* _TASK INPUT_
------------------------------

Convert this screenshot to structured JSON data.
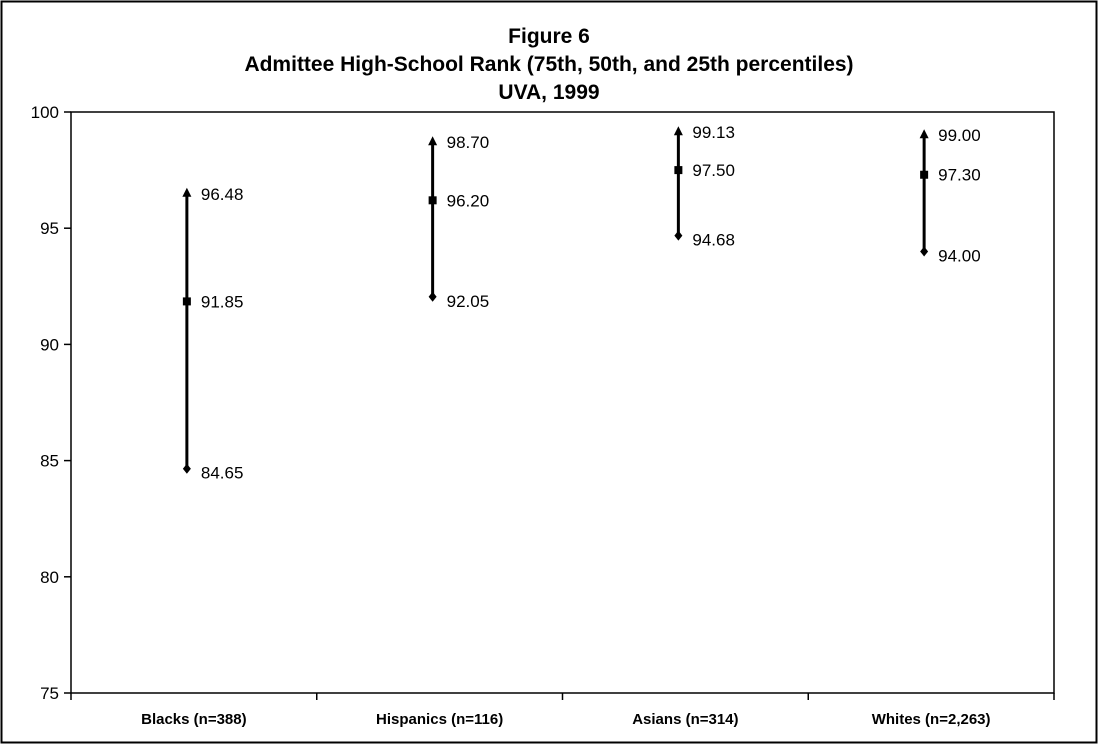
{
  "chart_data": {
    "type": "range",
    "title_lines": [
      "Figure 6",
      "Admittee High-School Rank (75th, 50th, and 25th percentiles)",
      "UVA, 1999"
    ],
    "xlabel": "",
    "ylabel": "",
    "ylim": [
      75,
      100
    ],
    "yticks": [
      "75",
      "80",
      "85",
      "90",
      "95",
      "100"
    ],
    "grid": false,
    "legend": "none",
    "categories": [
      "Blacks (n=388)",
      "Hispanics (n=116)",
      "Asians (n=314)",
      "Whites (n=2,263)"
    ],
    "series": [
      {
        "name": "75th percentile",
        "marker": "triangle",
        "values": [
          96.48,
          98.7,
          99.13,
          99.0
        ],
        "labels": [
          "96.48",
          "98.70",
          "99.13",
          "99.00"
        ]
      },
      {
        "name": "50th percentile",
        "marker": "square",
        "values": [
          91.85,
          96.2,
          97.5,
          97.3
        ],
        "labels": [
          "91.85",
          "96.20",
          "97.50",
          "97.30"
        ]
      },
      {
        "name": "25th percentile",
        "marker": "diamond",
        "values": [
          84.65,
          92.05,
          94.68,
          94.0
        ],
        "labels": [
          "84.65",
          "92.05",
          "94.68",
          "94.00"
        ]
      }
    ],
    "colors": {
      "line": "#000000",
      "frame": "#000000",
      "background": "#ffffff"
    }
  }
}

------------------------------

* _WRITTEN TASK_
How many lines of the records contain the string "name"? Respond with the number alone.

* _WRITTEN RESPONSE_
3